▶ [The exercise]
Gather up every line from the entries below that uses the word "Aengwirden".

▶ [Listed entries]
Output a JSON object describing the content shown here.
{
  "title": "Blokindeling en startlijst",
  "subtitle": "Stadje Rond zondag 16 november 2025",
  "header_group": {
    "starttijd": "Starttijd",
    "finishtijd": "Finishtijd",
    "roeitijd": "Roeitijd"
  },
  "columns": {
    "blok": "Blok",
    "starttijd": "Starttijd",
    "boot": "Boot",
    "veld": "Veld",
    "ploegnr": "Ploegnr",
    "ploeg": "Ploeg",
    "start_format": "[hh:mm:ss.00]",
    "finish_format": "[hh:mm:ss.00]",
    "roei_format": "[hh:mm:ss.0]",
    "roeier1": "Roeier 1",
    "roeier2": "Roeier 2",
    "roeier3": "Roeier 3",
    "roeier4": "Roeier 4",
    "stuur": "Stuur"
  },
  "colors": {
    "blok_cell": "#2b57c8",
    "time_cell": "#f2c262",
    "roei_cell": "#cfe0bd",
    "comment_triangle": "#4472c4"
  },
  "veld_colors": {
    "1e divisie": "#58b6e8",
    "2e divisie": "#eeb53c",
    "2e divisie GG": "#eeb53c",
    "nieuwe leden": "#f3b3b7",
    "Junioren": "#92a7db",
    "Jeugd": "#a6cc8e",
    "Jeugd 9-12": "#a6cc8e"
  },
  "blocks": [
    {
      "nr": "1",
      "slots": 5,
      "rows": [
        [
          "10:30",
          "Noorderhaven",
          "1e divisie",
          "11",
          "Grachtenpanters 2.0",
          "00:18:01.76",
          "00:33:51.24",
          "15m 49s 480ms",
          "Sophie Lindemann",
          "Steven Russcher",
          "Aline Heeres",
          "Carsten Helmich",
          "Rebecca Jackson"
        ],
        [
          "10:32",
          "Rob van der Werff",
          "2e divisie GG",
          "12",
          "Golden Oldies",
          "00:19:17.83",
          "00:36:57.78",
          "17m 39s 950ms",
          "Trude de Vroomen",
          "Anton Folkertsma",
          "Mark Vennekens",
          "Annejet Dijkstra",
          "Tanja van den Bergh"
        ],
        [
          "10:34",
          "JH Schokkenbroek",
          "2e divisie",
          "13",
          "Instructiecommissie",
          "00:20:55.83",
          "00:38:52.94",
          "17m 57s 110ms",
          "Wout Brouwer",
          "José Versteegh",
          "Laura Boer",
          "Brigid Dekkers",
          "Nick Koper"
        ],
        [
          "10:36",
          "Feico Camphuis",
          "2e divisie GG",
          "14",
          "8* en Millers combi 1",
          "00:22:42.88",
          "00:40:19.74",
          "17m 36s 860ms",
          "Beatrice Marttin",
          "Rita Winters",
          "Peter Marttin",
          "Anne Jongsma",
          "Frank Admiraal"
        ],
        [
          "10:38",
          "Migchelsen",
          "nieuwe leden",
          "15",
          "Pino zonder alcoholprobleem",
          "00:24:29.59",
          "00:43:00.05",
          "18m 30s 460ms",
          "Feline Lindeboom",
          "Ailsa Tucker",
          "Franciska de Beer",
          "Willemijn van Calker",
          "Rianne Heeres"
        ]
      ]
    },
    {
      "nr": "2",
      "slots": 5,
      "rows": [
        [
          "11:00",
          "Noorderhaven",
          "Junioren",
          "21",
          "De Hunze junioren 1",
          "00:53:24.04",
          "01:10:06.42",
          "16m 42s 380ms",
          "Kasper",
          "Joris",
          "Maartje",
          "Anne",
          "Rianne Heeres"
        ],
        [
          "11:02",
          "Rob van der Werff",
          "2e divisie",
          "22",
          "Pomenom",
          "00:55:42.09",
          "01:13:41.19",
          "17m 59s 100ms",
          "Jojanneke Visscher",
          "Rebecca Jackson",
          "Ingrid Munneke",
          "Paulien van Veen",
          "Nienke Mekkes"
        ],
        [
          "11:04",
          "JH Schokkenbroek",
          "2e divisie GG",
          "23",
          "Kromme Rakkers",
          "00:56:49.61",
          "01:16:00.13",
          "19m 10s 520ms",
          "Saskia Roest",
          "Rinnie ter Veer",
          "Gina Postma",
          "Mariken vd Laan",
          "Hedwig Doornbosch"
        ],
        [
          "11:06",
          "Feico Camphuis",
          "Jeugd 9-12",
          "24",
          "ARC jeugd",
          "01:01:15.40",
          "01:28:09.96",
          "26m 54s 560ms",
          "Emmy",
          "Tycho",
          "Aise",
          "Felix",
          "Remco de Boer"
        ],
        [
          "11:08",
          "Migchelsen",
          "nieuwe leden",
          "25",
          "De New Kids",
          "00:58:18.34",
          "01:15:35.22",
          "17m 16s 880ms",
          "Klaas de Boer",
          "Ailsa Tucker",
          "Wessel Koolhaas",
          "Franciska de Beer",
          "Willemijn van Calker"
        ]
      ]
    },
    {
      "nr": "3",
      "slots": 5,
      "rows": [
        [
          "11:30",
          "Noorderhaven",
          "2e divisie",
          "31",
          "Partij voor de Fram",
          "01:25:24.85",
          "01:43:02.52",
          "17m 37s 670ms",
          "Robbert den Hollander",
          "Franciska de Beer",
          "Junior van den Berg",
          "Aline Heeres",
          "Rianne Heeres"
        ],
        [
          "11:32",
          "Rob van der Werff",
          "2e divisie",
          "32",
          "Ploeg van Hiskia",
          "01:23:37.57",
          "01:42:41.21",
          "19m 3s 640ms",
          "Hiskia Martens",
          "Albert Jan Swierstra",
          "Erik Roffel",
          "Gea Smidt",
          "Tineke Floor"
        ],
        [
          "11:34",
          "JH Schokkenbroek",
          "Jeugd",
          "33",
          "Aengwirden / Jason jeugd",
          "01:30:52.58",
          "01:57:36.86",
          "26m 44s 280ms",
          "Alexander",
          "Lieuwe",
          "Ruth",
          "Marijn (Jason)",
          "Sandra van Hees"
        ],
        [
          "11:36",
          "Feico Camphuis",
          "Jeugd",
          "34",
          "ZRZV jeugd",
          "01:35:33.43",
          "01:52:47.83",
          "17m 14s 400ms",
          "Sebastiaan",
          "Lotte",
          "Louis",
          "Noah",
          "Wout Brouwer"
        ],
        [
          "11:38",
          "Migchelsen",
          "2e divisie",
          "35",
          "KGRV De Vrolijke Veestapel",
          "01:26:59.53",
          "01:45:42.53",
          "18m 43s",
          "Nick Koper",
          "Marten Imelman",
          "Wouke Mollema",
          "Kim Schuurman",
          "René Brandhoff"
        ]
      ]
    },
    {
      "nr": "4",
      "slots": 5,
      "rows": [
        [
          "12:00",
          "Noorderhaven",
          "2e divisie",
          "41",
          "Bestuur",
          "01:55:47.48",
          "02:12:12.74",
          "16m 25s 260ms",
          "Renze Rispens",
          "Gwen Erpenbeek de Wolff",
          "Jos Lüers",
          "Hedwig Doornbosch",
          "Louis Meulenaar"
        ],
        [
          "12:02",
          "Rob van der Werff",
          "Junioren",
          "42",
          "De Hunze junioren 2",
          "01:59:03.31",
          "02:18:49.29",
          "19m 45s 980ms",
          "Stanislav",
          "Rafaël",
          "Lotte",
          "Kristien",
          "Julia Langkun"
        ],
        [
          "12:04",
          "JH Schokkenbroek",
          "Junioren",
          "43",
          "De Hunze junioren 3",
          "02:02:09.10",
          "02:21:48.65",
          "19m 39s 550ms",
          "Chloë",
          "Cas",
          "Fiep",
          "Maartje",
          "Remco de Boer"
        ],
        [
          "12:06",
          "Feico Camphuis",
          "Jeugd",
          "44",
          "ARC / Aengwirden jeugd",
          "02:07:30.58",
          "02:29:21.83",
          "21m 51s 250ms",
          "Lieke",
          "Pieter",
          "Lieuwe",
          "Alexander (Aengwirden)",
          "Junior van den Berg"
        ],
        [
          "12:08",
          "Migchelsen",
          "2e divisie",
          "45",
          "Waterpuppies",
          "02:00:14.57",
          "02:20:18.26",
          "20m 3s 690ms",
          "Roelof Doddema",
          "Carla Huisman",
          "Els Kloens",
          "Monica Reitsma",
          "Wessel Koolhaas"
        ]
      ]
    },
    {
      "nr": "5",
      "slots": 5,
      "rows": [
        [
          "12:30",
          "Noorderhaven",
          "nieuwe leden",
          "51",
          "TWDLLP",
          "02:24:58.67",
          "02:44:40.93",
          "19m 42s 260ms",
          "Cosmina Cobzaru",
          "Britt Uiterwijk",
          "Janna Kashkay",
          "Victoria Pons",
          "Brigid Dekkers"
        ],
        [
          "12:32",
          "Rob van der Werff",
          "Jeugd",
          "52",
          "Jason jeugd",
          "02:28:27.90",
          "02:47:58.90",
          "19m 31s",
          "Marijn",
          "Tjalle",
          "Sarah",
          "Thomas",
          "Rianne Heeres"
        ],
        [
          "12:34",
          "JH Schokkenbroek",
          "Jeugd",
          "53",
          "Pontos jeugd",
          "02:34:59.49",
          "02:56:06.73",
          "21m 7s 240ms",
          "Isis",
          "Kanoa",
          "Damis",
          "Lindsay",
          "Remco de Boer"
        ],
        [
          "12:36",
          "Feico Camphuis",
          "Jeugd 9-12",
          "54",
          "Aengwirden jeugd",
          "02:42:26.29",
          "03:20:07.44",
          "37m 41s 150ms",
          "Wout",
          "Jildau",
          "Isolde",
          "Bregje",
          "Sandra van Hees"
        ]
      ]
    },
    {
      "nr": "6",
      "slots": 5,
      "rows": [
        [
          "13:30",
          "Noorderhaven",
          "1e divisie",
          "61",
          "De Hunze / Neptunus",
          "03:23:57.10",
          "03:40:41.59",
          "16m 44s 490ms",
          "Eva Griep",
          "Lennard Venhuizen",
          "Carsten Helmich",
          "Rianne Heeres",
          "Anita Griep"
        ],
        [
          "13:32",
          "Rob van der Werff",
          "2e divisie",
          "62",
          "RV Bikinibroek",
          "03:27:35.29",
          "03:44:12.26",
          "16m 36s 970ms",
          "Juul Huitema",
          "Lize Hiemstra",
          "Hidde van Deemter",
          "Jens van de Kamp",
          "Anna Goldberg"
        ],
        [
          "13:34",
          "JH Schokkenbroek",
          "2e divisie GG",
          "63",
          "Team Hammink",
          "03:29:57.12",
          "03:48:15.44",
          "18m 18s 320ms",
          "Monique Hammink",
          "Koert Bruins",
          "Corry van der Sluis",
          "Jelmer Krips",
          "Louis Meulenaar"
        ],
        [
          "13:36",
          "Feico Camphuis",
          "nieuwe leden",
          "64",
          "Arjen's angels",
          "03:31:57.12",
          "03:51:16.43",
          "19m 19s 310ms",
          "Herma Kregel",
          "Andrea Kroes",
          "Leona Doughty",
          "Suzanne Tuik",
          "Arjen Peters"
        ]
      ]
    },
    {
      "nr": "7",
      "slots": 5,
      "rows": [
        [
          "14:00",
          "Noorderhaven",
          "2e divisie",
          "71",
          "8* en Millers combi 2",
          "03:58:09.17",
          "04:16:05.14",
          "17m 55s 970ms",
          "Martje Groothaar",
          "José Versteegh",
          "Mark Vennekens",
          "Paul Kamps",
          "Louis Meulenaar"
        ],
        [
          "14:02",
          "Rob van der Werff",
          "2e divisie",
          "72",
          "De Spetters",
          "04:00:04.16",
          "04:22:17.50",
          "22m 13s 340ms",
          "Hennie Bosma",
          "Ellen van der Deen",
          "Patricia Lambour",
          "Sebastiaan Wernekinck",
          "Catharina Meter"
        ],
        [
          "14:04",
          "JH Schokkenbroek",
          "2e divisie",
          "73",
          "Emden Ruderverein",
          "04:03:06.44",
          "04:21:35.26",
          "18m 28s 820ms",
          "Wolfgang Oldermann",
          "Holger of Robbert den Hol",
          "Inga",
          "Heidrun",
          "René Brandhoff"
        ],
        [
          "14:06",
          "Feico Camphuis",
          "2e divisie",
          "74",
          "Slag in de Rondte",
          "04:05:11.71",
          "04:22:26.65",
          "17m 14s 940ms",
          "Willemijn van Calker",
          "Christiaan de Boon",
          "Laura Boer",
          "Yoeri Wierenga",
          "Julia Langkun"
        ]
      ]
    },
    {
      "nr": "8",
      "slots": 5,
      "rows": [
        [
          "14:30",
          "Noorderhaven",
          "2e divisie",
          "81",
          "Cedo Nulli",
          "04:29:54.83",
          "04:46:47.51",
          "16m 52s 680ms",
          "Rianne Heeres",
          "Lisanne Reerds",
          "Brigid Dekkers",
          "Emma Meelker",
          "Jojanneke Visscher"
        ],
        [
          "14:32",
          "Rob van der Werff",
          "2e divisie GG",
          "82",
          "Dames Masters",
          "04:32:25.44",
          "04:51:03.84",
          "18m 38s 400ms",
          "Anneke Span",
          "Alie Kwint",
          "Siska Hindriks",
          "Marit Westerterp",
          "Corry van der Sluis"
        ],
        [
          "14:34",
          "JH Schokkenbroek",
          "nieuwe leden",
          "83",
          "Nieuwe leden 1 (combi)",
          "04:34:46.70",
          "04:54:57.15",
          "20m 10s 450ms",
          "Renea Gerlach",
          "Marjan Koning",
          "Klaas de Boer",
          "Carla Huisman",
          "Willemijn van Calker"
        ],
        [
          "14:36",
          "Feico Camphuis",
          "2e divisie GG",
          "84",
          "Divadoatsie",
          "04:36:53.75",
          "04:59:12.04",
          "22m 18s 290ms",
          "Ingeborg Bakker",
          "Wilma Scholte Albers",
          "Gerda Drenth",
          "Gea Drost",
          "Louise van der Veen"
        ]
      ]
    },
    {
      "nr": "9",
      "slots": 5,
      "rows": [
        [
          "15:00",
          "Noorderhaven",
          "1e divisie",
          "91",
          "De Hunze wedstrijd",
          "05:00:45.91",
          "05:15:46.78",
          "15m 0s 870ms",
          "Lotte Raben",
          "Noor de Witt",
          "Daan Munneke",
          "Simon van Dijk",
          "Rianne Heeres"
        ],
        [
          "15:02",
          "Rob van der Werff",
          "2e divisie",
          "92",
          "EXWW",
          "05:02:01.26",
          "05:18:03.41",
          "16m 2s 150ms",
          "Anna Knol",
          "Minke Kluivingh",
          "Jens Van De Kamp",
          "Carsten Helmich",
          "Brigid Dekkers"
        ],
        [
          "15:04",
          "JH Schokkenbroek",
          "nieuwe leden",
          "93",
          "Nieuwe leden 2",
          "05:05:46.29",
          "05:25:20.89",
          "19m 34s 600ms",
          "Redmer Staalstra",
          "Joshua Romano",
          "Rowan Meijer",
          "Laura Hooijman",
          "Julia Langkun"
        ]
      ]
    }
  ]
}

▶ [Finished task]
          "Aengwirden / Jason jeugd",
          "ARC / Aengwirden jeugd",
          "Alexander (Aengwirden)",
          "Aengwirden jeugd",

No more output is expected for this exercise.